- [Direction]:
Extract each line bearing the word "соотношение".

Excerpt from a dataset

+ + +

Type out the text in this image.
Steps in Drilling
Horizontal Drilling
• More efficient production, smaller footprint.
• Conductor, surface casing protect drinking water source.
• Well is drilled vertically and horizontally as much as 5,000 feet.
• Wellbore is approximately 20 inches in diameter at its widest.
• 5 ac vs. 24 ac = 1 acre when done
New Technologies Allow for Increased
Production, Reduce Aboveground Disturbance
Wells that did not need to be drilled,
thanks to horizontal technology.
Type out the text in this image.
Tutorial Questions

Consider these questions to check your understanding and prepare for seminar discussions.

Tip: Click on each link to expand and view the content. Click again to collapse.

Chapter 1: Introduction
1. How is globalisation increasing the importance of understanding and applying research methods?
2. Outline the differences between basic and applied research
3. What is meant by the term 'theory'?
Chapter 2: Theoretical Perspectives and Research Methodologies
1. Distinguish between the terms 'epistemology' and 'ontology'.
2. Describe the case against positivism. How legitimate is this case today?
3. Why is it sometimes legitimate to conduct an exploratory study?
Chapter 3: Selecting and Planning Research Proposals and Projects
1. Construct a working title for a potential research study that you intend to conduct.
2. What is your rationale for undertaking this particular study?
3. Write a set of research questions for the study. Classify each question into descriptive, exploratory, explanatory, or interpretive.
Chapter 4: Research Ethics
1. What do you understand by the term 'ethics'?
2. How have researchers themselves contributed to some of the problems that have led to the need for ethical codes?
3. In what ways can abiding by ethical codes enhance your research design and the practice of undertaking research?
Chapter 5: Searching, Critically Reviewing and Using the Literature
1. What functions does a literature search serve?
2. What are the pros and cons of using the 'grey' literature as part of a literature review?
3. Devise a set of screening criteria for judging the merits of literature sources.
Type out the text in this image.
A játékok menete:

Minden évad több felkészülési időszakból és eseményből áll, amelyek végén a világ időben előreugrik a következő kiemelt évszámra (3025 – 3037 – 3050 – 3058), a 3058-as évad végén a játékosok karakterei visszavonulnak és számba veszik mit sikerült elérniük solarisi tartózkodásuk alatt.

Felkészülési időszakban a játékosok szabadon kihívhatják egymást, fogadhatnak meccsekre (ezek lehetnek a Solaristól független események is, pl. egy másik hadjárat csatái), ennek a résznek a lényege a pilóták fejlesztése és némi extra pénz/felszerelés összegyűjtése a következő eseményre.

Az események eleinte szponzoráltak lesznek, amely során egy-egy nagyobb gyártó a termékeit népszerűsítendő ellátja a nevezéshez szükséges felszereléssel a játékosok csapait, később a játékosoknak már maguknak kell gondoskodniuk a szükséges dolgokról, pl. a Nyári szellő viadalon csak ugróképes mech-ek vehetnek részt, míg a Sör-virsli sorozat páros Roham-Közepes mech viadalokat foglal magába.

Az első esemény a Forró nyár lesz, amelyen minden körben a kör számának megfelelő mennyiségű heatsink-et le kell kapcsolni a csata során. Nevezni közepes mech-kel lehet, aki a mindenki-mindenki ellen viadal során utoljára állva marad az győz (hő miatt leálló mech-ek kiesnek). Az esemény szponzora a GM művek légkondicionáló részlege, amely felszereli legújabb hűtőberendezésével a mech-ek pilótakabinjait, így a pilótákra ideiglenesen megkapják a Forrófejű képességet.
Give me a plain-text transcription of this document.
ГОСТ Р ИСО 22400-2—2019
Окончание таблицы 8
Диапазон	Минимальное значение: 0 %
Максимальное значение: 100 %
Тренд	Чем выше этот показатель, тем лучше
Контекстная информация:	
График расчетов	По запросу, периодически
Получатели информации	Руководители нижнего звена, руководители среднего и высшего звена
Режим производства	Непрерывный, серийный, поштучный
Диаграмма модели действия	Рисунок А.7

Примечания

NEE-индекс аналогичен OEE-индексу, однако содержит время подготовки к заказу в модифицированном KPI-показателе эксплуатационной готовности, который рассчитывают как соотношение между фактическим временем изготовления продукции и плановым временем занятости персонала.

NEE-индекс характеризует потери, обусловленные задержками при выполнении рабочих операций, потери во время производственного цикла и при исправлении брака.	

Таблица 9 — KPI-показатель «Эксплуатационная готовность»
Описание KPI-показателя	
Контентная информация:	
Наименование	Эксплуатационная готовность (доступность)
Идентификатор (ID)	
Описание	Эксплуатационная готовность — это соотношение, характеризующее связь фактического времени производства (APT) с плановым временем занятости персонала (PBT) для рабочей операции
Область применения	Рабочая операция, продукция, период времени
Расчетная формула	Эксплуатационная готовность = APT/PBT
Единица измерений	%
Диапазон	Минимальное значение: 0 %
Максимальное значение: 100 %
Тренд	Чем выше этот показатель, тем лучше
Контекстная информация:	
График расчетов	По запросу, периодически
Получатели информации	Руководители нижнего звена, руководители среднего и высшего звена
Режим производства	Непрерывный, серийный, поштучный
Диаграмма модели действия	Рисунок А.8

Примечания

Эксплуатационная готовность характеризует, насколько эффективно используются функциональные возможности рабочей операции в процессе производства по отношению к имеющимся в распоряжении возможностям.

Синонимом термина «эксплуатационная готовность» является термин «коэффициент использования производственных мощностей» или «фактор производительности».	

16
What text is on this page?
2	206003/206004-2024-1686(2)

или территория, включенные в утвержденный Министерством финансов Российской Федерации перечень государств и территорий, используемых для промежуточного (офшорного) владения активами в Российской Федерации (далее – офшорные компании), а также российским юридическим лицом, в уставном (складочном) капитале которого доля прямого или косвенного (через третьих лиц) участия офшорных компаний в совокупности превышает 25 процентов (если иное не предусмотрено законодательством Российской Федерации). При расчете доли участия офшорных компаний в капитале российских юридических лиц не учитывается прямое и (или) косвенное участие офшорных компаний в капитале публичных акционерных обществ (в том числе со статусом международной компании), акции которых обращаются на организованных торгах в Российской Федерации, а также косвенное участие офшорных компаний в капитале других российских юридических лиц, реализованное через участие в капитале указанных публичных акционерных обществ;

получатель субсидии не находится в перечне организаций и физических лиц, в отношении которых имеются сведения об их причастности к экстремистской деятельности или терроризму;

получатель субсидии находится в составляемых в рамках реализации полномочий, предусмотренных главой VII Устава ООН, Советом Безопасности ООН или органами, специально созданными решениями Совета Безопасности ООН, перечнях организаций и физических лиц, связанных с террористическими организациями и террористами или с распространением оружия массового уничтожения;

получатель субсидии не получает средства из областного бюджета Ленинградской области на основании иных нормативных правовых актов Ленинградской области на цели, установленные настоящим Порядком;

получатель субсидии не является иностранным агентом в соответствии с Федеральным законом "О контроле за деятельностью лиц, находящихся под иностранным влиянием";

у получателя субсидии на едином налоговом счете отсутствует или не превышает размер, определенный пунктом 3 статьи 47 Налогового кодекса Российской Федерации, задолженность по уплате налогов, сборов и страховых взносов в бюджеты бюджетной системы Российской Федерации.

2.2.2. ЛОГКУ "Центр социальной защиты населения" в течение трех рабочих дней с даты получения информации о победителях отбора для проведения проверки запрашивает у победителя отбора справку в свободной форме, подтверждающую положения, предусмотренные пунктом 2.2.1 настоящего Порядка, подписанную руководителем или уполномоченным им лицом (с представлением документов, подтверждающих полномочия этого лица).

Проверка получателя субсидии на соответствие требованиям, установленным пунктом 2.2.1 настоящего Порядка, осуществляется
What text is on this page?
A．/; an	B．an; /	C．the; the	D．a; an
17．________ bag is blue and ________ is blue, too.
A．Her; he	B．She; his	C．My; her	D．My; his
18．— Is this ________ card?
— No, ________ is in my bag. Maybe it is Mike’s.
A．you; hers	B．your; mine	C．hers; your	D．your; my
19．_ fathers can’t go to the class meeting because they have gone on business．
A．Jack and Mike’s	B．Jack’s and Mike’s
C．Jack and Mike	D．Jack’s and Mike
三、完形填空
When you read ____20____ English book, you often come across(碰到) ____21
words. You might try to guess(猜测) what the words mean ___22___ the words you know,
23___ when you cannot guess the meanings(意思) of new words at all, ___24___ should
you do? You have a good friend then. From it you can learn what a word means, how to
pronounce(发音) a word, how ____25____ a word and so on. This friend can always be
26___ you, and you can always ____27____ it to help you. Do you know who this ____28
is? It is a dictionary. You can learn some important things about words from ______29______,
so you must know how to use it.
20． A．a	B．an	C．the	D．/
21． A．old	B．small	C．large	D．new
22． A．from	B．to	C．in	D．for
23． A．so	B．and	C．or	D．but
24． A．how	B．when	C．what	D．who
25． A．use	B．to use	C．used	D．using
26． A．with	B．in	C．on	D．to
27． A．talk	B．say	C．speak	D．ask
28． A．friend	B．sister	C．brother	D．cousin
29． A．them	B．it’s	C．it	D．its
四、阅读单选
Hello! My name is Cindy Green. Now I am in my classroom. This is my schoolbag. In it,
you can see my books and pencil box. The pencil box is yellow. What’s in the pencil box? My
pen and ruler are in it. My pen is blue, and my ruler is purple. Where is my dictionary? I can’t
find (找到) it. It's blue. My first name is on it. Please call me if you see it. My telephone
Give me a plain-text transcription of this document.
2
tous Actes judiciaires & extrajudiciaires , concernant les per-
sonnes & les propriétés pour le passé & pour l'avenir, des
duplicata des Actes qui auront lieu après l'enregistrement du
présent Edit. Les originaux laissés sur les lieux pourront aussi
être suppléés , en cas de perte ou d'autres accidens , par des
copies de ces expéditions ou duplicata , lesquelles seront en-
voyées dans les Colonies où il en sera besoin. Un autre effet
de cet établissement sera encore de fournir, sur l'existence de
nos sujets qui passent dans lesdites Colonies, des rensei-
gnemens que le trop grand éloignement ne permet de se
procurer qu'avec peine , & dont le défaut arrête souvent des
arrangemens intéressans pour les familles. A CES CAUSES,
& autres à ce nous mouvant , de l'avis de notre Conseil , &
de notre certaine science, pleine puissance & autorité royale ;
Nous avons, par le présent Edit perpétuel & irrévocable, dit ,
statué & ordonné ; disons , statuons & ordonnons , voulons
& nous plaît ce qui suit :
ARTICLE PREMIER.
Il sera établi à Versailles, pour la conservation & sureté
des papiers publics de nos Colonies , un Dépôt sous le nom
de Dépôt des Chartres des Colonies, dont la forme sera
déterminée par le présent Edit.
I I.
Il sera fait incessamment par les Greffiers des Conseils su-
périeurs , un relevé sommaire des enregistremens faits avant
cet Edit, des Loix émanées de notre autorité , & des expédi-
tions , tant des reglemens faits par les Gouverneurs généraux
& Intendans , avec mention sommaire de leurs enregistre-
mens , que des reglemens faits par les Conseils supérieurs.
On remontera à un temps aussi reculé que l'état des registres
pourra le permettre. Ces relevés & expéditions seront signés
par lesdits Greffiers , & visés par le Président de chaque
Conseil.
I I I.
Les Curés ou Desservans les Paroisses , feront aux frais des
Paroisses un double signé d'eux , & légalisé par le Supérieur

+ + +

- [Exercise output]:
NEE-индекс аналогичен OEE-индексу, однако содержит время подготовки к заказу в модифицированном KPI-показателе эксплуатационной готовности, который рассчитывают как соотношение между фактическим временем изготовления продукции и плановым временем занятости персонала.
Описание	Эксплуатационная готовность — это соотношение, характеризующее связь фактического времени производства (APT) с плановым временем занятости персонала (PBT) для рабочей операции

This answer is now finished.